"""

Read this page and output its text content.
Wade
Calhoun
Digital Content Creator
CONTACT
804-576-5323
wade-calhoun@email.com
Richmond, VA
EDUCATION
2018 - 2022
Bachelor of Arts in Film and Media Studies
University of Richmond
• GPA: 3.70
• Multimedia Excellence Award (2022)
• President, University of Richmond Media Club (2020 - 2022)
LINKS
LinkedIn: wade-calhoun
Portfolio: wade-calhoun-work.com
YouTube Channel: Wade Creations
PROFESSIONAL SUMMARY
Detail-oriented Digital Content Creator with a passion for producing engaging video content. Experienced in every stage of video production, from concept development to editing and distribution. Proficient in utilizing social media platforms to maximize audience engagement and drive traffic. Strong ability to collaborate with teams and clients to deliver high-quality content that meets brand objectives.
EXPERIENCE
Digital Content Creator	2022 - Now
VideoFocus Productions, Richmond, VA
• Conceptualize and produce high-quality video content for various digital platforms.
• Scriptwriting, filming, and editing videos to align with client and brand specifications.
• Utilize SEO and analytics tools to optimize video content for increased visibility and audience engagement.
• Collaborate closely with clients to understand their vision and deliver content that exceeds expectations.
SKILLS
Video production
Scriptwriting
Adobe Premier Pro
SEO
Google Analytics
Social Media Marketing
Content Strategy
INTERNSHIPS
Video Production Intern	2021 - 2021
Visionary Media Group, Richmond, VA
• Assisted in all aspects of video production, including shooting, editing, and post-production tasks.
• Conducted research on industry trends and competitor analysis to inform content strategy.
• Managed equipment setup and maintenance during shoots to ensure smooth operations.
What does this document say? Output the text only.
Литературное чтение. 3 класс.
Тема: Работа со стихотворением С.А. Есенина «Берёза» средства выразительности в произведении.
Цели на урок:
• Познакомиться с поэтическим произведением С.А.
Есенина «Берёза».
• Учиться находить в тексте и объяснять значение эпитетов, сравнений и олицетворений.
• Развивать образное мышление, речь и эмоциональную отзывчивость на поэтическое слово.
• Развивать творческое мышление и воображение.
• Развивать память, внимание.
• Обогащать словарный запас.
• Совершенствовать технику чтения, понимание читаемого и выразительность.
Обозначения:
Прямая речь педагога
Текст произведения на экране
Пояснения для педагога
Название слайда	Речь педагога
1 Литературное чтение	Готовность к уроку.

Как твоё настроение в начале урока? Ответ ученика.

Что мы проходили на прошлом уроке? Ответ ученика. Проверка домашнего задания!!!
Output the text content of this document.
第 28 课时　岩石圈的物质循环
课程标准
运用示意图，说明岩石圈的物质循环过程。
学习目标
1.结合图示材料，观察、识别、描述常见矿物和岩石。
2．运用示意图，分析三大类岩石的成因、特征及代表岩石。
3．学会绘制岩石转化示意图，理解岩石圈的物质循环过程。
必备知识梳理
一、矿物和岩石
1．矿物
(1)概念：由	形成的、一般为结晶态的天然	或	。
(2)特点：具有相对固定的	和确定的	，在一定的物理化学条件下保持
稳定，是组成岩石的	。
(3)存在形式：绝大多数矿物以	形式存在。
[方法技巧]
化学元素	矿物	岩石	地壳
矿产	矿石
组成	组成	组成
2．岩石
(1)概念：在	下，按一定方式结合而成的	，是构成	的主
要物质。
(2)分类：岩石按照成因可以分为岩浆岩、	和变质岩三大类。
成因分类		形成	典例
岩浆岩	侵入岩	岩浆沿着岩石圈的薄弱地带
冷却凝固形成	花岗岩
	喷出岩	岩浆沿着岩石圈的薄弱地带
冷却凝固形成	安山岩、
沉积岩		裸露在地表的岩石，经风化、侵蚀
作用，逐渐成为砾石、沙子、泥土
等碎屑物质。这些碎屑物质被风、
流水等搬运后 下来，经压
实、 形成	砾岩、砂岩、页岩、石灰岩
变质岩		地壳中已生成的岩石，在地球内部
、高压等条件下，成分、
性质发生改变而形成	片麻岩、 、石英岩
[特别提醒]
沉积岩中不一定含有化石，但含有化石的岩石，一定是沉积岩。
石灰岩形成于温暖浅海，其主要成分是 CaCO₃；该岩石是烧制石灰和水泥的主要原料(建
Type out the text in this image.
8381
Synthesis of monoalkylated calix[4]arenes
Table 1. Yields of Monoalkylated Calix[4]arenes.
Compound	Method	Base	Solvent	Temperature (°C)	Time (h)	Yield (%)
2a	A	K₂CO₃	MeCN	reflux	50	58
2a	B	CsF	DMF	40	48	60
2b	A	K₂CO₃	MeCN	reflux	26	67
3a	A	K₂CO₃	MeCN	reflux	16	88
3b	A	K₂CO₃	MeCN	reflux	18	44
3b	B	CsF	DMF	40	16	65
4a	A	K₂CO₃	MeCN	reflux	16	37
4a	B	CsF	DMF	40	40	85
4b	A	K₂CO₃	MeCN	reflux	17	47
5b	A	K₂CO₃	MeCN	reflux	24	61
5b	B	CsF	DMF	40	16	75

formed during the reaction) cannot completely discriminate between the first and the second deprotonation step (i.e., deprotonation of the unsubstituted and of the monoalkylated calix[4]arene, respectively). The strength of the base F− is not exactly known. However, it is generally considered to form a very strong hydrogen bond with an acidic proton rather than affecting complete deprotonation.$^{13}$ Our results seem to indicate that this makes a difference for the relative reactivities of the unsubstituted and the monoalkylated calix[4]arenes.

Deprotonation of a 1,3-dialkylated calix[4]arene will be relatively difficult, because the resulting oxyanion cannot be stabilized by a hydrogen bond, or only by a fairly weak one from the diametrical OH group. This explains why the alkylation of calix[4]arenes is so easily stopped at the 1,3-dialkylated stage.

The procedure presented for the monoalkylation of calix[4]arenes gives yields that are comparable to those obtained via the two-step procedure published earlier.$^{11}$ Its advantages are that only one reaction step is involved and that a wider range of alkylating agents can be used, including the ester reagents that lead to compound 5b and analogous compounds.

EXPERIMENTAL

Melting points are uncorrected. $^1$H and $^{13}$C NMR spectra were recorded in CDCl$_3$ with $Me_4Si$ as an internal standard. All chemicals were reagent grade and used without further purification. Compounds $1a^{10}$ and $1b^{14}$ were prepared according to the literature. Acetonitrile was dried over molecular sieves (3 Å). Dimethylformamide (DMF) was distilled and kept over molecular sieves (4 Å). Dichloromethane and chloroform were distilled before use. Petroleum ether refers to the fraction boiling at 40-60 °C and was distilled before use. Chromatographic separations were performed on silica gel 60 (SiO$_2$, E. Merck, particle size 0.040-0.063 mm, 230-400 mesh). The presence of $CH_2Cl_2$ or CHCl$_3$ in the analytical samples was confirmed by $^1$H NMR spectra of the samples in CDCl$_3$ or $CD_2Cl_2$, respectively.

"""

> [What is expected] Set down the listing above in full, please, exactly as it appears.

> [Written answer]
Read this page and output its text content.
Wade
Calhoun
Digital Content Creator
CONTACT
804-576-5323
wade-calhoun@email.com
Richmond, VA
EDUCATION
2018 - 2022
Bachelor of Arts in Film and Media Studies
University of Richmond
• GPA: 3.70
• Multimedia Excellence Award (2022)
• President, University of Richmond Media Club (2020 - 2022)
LINKS
LinkedIn: wade-calhoun
Portfolio: wade-calhoun-work.com
YouTube Channel: Wade Creations
PROFESSIONAL SUMMARY
Detail-oriented Digital Content Creator with a passion for producing engaging video content. Experienced in every stage of video production, from concept development to editing and distribution. Proficient in utilizing social media platforms to maximize audience engagement and drive traffic. Strong ability to collaborate with teams and clients to deliver high-quality content that meets brand objectives.
EXPERIENCE
Digital Content Creator	2022 - Now
VideoFocus Productions, Richmond, VA
• Conceptualize and produce high-quality video content for various digital platforms.
• Scriptwriting, filming, and editing videos to align with client and brand specifications.
• Utilize SEO and analytics tools to optimize video content for increased visibility and audience engagement.
• Collaborate closely with clients to understand their vision and deliver content that exceeds expectations.
SKILLS
Video production
Scriptwriting
Adobe Premier Pro
SEO
Google Analytics
Social Media Marketing
Content Strategy
INTERNSHIPS
Video Production Intern	2021 - 2021
Visionary Media Group, Richmond, VA
• Assisted in all aspects of video production, including shooting, editing, and post-production tasks.
• Conducted research on industry trends and competitor analysis to inform content strategy.
• Managed equipment setup and maintenance during shoots to ensure smooth operations.
What does this document say? Output the text only.
Литературное чтение. 3 класс.
Тема: Работа со стихотворением С.А. Есенина «Берёза» средства выразительности в произведении.
Цели на урок:
• Познакомиться с поэтическим произведением С.А.
Есенина «Берёза».
• Учиться находить в тексте и объяснять значение эпитетов, сравнений и олицетворений.
• Развивать образное мышление, речь и эмоциональную отзывчивость на поэтическое слово.
• Развивать творческое мышление и воображение.
• Развивать память, внимание.
• Обогащать словарный запас.
• Совершенствовать технику чтения, понимание читаемого и выразительность.
Обозначения:
Прямая речь педагога
Текст произведения на экране
Пояснения для педагога
Название слайда	Речь педагога
1 Литературное чтение	Готовность к уроку.

Как твоё настроение в начале урока? Ответ ученика.

Что мы проходили на прошлом уроке? Ответ ученика. Проверка домашнего задания!!!
Output the text content of this document.
第 28 课时　岩石圈的物质循环
课程标准
运用示意图，说明岩石圈的物质循环过程。
学习目标
1.结合图示材料，观察、识别、描述常见矿物和岩石。
2．运用示意图，分析三大类岩石的成因、特征及代表岩石。
3．学会绘制岩石转化示意图，理解岩石圈的物质循环过程。
必备知识梳理
一、矿物和岩石
1．矿物
(1)概念：由	形成的、一般为结晶态的天然	或	。
(2)特点：具有相对固定的	和确定的	，在一定的物理化学条件下保持
稳定，是组成岩石的	。
(3)存在形式：绝大多数矿物以	形式存在。
[方法技巧]
化学元素	矿物	岩石	地壳
矿产	矿石
组成	组成	组成
2．岩石
(1)概念：在	下，按一定方式结合而成的	，是构成	的主
要物质。
(2)分类：岩石按照成因可以分为岩浆岩、	和变质岩三大类。
成因分类		形成	典例
岩浆岩	侵入岩	岩浆沿着岩石圈的薄弱地带
冷却凝固形成	花岗岩
	喷出岩	岩浆沿着岩石圈的薄弱地带
冷却凝固形成	安山岩、
沉积岩		裸露在地表的岩石，经风化、侵蚀
作用，逐渐成为砾石、沙子、泥土
等碎屑物质。这些碎屑物质被风、
流水等搬运后 下来，经压
实、 形成	砾岩、砂岩、页岩、石灰岩
变质岩		地壳中已生成的岩石，在地球内部
、高压等条件下，成分、
性质发生改变而形成	片麻岩、 、石英岩
[特别提醒]
沉积岩中不一定含有化石，但含有化石的岩石，一定是沉积岩。
石灰岩形成于温暖浅海，其主要成分是 CaCO₃；该岩石是烧制石灰和水泥的主要原料(建
Type out the text in this image.
8381
Synthesis of monoalkylated calix[4]arenes
Table 1. Yields of Monoalkylated Calix[4]arenes.
Compound	Method	Base	Solvent	Temperature (°C)	Time (h)	Yield (%)
2a	A	K₂CO₃	MeCN	reflux	50	58
2a	B	CsF	DMF	40	48	60
2b	A	K₂CO₃	MeCN	reflux	26	67
3a	A	K₂CO₃	MeCN	reflux	16	88
3b	A	K₂CO₃	MeCN	reflux	18	44
3b	B	CsF	DMF	40	16	65
4a	A	K₂CO₃	MeCN	reflux	16	37
4a	B	CsF	DMF	40	40	85
4b	A	K₂CO₃	MeCN	reflux	17	47
5b	A	K₂CO₃	MeCN	reflux	24	61
5b	B	CsF	DMF	40	16	75

formed during the reaction) cannot completely discriminate between the first and the second deprotonation step (i.e., deprotonation of the unsubstituted and of the monoalkylated calix[4]arene, respectively). The strength of the base F− is not exactly known. However, it is generally considered to form a very strong hydrogen bond with an acidic proton rather than affecting complete deprotonation.$^{13}$ Our results seem to indicate that this makes a difference for the relative reactivities of the unsubstituted and the monoalkylated calix[4]arenes.

Deprotonation of a 1,3-dialkylated calix[4]arene will be relatively difficult, because the resulting oxyanion cannot be stabilized by a hydrogen bond, or only by a fairly weak one from the diametrical OH group. This explains why the alkylation of calix[4]arenes is so easily stopped at the 1,3-dialkylated stage.

The procedure presented for the monoalkylation of calix[4]arenes gives yields that are comparable to those obtained via the two-step procedure published earlier.$^{11}$ Its advantages are that only one reaction step is involved and that a wider range of alkylating agents can be used, including the ester reagents that lead to compound 5b and analogous compounds.

EXPERIMENTAL

Melting points are uncorrected. $^1$H and $^{13}$C NMR spectra were recorded in CDCl$_3$ with $Me_4Si$ as an internal standard. All chemicals were reagent grade and used without further purification. Compounds $1a^{10}$ and $1b^{14}$ were prepared according to the literature. Acetonitrile was dried over molecular sieves (3 Å). Dimethylformamide (DMF) was distilled and kept over molecular sieves (4 Å). Dichloromethane and chloroform were distilled before use. Petroleum ether refers to the fraction boiling at 40-60 °C and was distilled before use. Chromatographic separations were performed on silica gel 60 (SiO$_2$, E. Merck, particle size 0.040-0.063 mm, 230-400 mesh). The presence of $CH_2Cl_2$ or CHCl$_3$ in the analytical samples was confirmed by $^1$H NMR spectra of the samples in CDCl$_3$ or $CD_2Cl_2$, respectively.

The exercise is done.